2.2. SPINT1 Expression in Human Choroid Plexus
2.2.1. Classical Immunohistochemical SPINT1 Expression
In the human CP, immunoreactivities using a monoclonal antibody for SPINT1 (sc-137159) in all ten brains were observed in the cytoplasm of epithelial cells (Figure 2). There was no clear difference in localization of immunoreactivities for SPINT1 among the ten brain samples.
2.2.2. Double Immunofluorescence Examination of SPINT1 Expression
Double immunofluorescence examination using human samples showed that immunoreactivity for SPINT1 (sc-137159) was usually localized in the cytoplasm of CPE showing immunoreactivity for E-cadherin on the lateral membrane of CPE in a brain sample (Figure 3A–F). Immunoreactivity for E-cadherin was often decreased in the lateral cytoplasmic membrane of enlarged epithelial cells showing marked expression of SPINT1 (Figure 3D–F). In another sample, immunoreactivity for SPINT1 was usually localized in the cytoplasm of CPE showing immunoreactivity for E-cadherin on the lateral membrane of CPE, whereas SPINT1 immunoreactivity was sometimes inversely correlated with E-cadherin expression (Figure 3G–I). Immunoreactivity for SPINT1 was typically localized in the cytoplasm of CPE showing immunoreactivity for SIP1. Moreover, immunoreactivity for SIP1 was occasionally decreased in enlarged epithelial cells showing marked expression of SPINT1 and increased in epithelial cells showing weak SPINT1 expression (Figure 3J–O). Original unprocessed confocal microscopic images are shown in Supplemental Figure S1. In addition, a double immunohistochemical examination using antibodies for SPINT1 and mitochondria or endosomes was conducted. Immunoreactivity for SPINT1 was not colocalized with that for mitochondria or endosomes (Supplementary Figure S2).

• • • • •

- [Set of tasks]:
1. Reproduce the SPINT1 passage word for word from "2.2. SPINT1 Expression" to "ten brain samples.".
2. For each statement, answer yes or no on whether the SPINT1 passage agrees, and quote the passage's words that settle it. (a) In all ten brains, SPINT1 immunoreactivity was seen in the cytoplasm of epithelial cells. (b) SPINT1 immunoreactivity was colocalized with that for mitochondria. (c) In enlarged epithelial cells with marked SPINT1 expression, E-cadherin immunoreactivity was often decreased in the lateral cytoplasmic membrane.
Rely only on the SPINT1 passage, with no outside knowledge.

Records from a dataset
• • • • •

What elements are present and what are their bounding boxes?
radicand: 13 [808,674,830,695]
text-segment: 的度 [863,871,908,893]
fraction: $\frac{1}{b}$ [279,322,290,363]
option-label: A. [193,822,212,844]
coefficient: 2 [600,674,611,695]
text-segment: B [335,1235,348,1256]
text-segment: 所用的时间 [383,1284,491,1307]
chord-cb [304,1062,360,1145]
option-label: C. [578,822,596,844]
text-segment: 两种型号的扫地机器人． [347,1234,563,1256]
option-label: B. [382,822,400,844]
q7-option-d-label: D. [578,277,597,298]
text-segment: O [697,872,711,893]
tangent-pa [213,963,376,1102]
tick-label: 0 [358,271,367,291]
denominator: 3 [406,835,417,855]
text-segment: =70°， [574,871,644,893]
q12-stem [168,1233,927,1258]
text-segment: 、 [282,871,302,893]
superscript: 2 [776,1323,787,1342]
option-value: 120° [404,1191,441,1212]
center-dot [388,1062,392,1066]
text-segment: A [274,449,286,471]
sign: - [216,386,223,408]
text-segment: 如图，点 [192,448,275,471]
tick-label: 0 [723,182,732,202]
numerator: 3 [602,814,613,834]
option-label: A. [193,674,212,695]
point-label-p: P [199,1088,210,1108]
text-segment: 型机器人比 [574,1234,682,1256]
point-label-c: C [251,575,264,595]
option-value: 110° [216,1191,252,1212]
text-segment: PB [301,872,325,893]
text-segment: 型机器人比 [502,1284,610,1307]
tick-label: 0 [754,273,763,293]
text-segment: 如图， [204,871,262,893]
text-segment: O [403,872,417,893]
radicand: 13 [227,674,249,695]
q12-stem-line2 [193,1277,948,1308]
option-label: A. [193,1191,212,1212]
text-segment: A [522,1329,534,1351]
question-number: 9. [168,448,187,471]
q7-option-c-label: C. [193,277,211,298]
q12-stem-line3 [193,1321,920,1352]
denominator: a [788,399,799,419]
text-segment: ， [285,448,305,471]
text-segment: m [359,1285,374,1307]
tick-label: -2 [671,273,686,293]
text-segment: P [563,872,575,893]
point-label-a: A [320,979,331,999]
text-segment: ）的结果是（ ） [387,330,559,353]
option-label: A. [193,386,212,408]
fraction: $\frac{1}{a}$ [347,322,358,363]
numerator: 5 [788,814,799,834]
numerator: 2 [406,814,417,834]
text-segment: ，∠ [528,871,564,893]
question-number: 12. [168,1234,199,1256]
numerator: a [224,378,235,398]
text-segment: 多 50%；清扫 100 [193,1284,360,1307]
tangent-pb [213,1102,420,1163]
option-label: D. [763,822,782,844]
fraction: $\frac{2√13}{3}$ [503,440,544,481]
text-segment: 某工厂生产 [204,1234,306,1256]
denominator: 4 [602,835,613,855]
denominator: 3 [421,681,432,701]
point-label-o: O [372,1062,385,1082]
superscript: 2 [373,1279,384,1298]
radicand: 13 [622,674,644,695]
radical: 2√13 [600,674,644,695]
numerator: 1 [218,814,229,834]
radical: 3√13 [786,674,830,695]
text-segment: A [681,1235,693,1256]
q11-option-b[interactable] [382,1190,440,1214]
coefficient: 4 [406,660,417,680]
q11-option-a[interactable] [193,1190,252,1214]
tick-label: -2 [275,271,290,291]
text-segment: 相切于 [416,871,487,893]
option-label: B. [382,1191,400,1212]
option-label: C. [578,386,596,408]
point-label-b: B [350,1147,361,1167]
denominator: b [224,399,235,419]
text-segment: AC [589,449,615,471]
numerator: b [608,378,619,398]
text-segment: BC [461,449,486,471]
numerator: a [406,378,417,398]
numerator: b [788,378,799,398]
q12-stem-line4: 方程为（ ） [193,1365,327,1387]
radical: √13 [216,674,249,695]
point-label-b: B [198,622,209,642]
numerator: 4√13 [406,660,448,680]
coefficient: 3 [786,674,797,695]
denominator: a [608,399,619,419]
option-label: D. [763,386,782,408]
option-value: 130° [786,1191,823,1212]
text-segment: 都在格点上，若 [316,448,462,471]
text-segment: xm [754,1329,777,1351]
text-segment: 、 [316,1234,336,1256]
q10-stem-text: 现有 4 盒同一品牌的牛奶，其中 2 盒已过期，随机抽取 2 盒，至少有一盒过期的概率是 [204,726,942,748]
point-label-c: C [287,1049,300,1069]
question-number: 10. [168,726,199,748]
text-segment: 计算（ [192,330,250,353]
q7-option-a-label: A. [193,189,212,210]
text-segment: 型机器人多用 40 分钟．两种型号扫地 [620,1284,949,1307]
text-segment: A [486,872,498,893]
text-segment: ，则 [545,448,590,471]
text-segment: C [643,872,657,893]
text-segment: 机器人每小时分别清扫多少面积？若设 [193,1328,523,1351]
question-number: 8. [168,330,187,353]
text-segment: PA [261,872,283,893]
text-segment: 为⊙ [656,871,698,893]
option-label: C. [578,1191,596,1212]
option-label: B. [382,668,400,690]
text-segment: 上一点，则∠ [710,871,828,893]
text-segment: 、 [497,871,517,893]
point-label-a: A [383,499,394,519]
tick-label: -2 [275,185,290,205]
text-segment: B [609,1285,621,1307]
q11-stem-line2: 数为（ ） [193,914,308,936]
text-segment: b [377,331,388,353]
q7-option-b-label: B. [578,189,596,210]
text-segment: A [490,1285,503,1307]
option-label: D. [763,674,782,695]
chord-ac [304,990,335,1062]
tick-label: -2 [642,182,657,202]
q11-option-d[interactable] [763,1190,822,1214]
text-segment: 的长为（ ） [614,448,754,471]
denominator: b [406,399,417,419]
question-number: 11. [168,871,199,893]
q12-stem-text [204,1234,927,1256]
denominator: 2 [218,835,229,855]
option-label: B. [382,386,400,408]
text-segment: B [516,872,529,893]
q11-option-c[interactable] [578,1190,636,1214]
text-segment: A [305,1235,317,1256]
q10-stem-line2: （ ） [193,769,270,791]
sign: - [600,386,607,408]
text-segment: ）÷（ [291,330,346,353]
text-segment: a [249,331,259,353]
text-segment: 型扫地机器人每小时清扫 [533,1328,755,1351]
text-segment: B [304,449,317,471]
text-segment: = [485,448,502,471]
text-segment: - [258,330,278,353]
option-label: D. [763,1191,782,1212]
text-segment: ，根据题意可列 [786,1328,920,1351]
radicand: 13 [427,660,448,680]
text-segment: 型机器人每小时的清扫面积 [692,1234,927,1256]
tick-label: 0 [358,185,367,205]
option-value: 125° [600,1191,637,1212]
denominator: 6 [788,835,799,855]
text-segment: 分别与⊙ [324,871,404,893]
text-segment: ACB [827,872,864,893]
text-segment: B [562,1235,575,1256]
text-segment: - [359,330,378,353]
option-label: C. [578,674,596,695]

• • • • •

- [Task-by-task answers]:
1.
2.2. SPINT1 Expression in Human Choroid Plexus
2.2.1. Classical Immunohistochemical SPINT1 Expression
In the human CP, immunoreactivities using a monoclonal antibody for SPINT1 (sc-137159) in all ten brains were observed in the cytoplasm of epithelial cells (Figure 2). There was no clear difference in localization of immunoreactivities for SPINT1 among the ten brain samples.

2.
(a) Yes: "immunoreactivities using a monoclonal antibody for SPINT1 (sc-137159) in all ten brains were observed in the cytoplasm of epithelial cells"
(b) No: "Immunoreactivity for SPINT1 was not colocalized with that for mitochondria or endosomes"
(c) Yes: "Immunoreactivity for E-cadherin was often decreased in the lateral cytoplasmic membrane of enlarged epithelial cells showing marked expression of SPINT1"